From the data that follows, copy every line holding the string "больше".

>>>

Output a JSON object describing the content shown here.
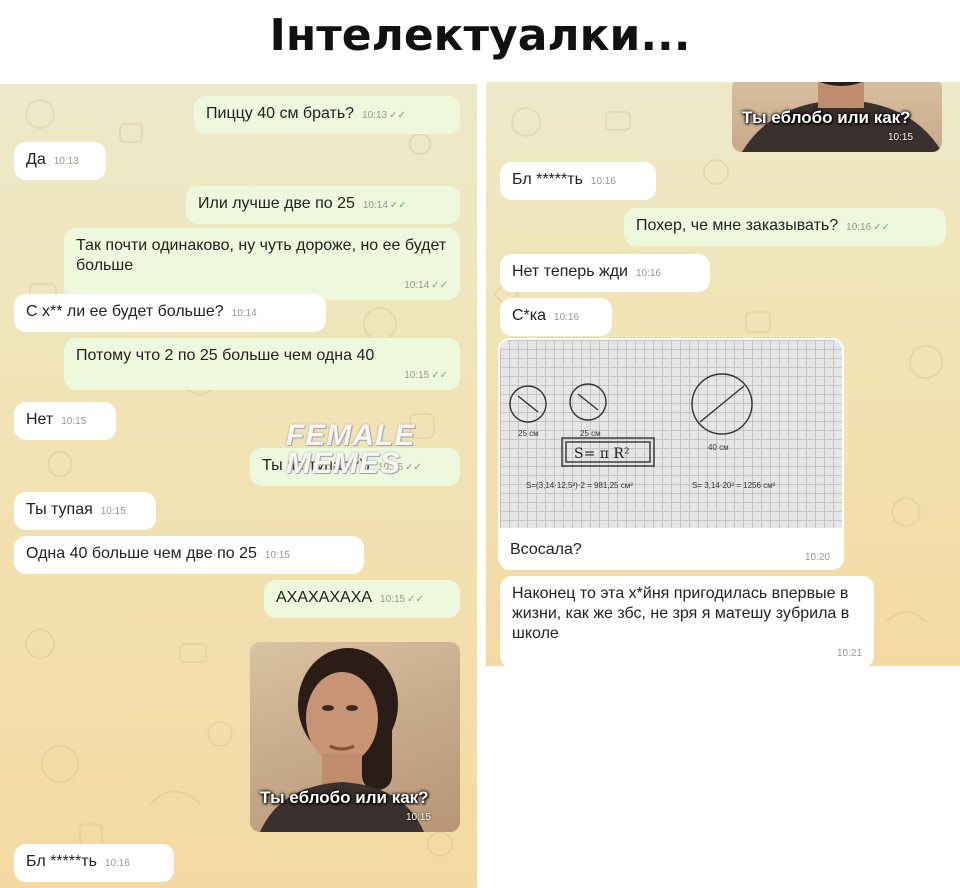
{
  "title": "Інтелектуалки...",
  "watermark": [
    "FEMALE",
    "MEMES"
  ],
  "left": {
    "messages": [
      {
        "text": "Пиццу 40 см брать?",
        "time": "10:13",
        "side": "out"
      },
      {
        "text": "Да",
        "time": "10:13",
        "side": "in"
      },
      {
        "text": "Или лучше две по 25",
        "time": "10:14",
        "side": "out"
      },
      {
        "text": "Так почти одинаково, ну чуть дороже, но ее будет больше",
        "time": "10:14",
        "side": "out"
      },
      {
        "text": "С х** ли ее будет больше?",
        "time": "10:14",
        "side": "in"
      },
      {
        "text": "Потому что 2 по 25 больше чем одна 40",
        "time": "10:15",
        "side": "out"
      },
      {
        "text": "Нет",
        "time": "10:15",
        "side": "in"
      },
      {
        "text": "Ты че тупая?))",
        "time": "10:15",
        "side": "out"
      },
      {
        "text": "Ты тупая",
        "time": "10:15",
        "side": "in"
      },
      {
        "text": "Одна 40 больше чем две по 25",
        "time": "10:15",
        "side": "in"
      },
      {
        "text": "АХАХАХАХА",
        "time": "10:15",
        "side": "out"
      },
      {
        "text": "Бл *****ть",
        "time": "10:16",
        "side": "in"
      }
    ],
    "meme": {
      "caption": "Ты еблобо или как?",
      "time": "10:15"
    }
  },
  "right": {
    "meme": {
      "caption": "Ты еблобо или как?",
      "time": "10:15"
    },
    "messages": [
      {
        "text": "Бл *****ть",
        "time": "10:16",
        "side": "in"
      },
      {
        "text": "Похер, че мне заказывать?",
        "time": "10:16",
        "side": "out"
      },
      {
        "text": "Нет теперь жди",
        "time": "10:16",
        "side": "in"
      },
      {
        "text": "С*ка",
        "time": "10:16",
        "side": "in"
      },
      {
        "text": "Всосала?",
        "time": "10:20",
        "side": "in"
      },
      {
        "text": "Наконец то эта х*йня пригодилась впервые в жизни, как же збс, не зря я матешу зубрила в школе",
        "time": "10:21",
        "side": "in"
      }
    ],
    "sketch": {
      "d1": "25 см",
      "d2": "25 см",
      "d3": "40 см",
      "formula": "S= π R²",
      "calc1": "S=(3,14·12,5²)·2 = 981,25 см²",
      "calc2": "S= 3,14·20² = 1256 см²"
    }
  }
}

<<<

*Task solution*:
        "text": "Так почти одинаково, ну чуть дороже, но ее будет больше",
        "text": "С х** ли ее будет больше?",
        "text": "Потому что 2 по 25 больше чем одна 40",
        "text": "Одна 40 больше чем две по 25",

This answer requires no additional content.